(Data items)
+-------+

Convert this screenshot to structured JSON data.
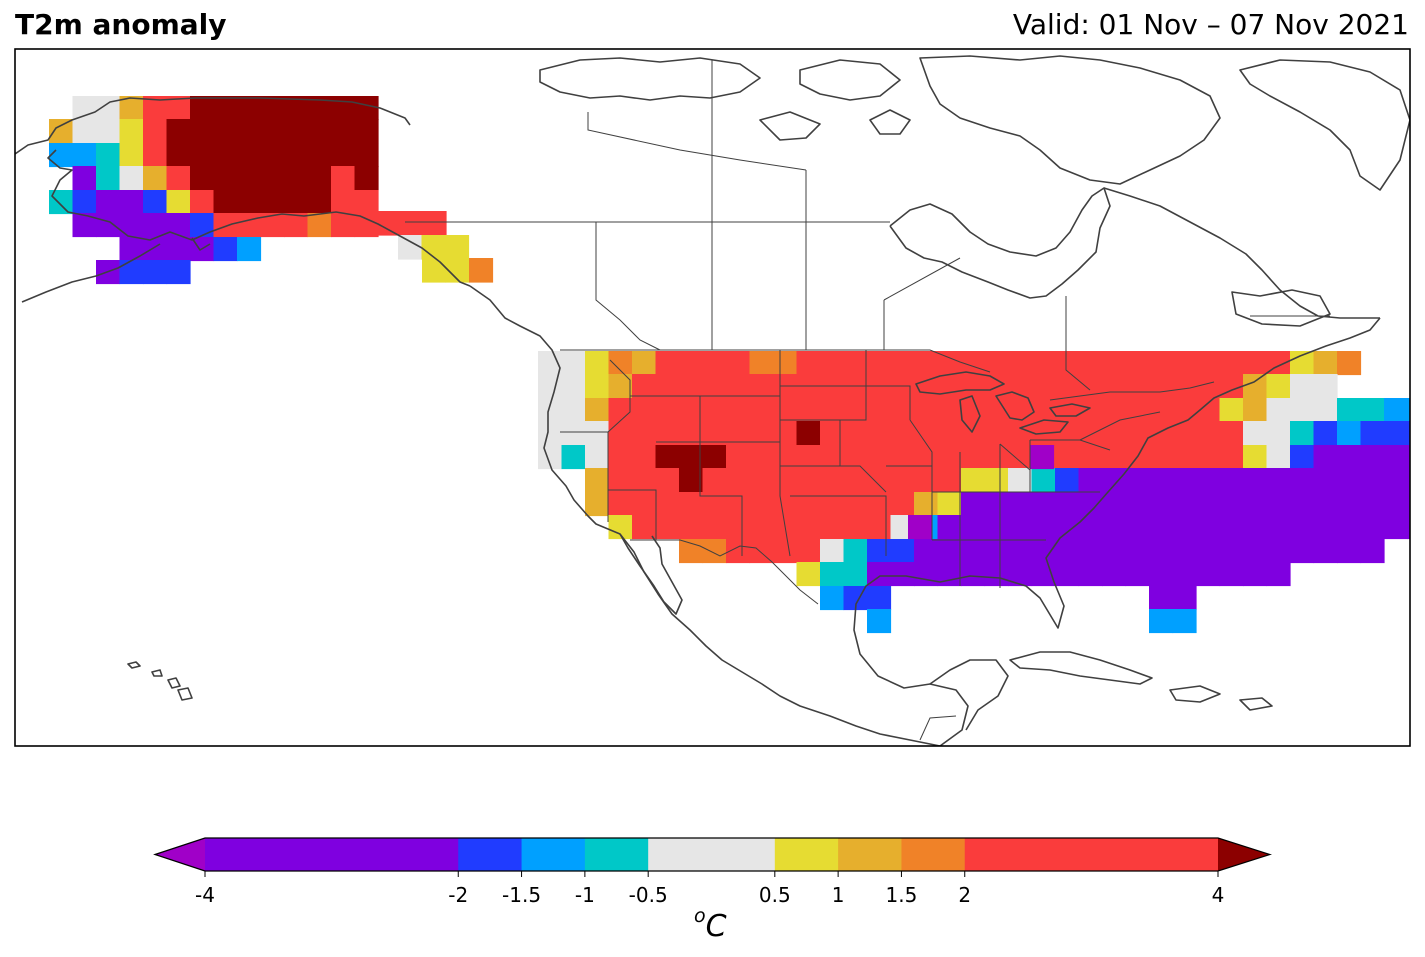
{
  "header": {
    "title": "T2m anomaly",
    "valid": "Valid: 01 Nov – 07 Nov 2021"
  },
  "colorbar": {
    "unit_base": "C",
    "unit_super": "o",
    "extend": "both",
    "ticks": [
      "-4",
      "-2",
      "-1.5",
      "-1",
      "-0.5",
      "0.5",
      "1",
      "1.5",
      "2",
      "4"
    ],
    "levels": [
      -4,
      -2,
      -1.5,
      -1,
      -0.5,
      0.5,
      1,
      1.5,
      2,
      4
    ],
    "colors": [
      "#7f00e0",
      "#203cff",
      "#00a0ff",
      "#00c8c8",
      "#e6e6e6",
      "#e6dc32",
      "#e6af2d",
      "#f08228",
      "#fa3c3c"
    ],
    "under_color": "#a000c8",
    "over_color": "#8c0000"
  },
  "map": {
    "region": "North America",
    "grid_resolution_deg": 2.5,
    "coastline_color": "#404040",
    "anomaly_patches": [
      {
        "area": "Alaska interior",
        "category": "> 4"
      },
      {
        "area": "Alaska west coast",
        "category": "-4 to -2"
      },
      {
        "area": "Gulf of Alaska coast",
        "category": "2 to 4"
      },
      {
        "area": "US West and Rockies",
        "category": "2 to 4"
      },
      {
        "area": "Utah / Arizona",
        "category": "> 4"
      },
      {
        "area": "Wyoming",
        "category": "> 4"
      },
      {
        "area": "Northern Plains",
        "category": "2 to 4"
      },
      {
        "area": "US Southeast and Ohio Valley",
        "category": "-4 to -2"
      },
      {
        "area": "Central Appalachians",
        "category": "< -4"
      },
      {
        "area": "Texas coast",
        "category": "-2 to -1.5"
      },
      {
        "area": "Florida peninsula",
        "category": "-1.5 to -1"
      },
      {
        "area": "Northeast US",
        "category": "-2 to -1.5"
      },
      {
        "area": "Pacific Northwest coast",
        "category": "-0.5 to 0.5"
      }
    ]
  }
}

+-------+

**What is required**
On how many lines does the word "Alaska" appear? Answer with only the number.

**Result of this exercise**
3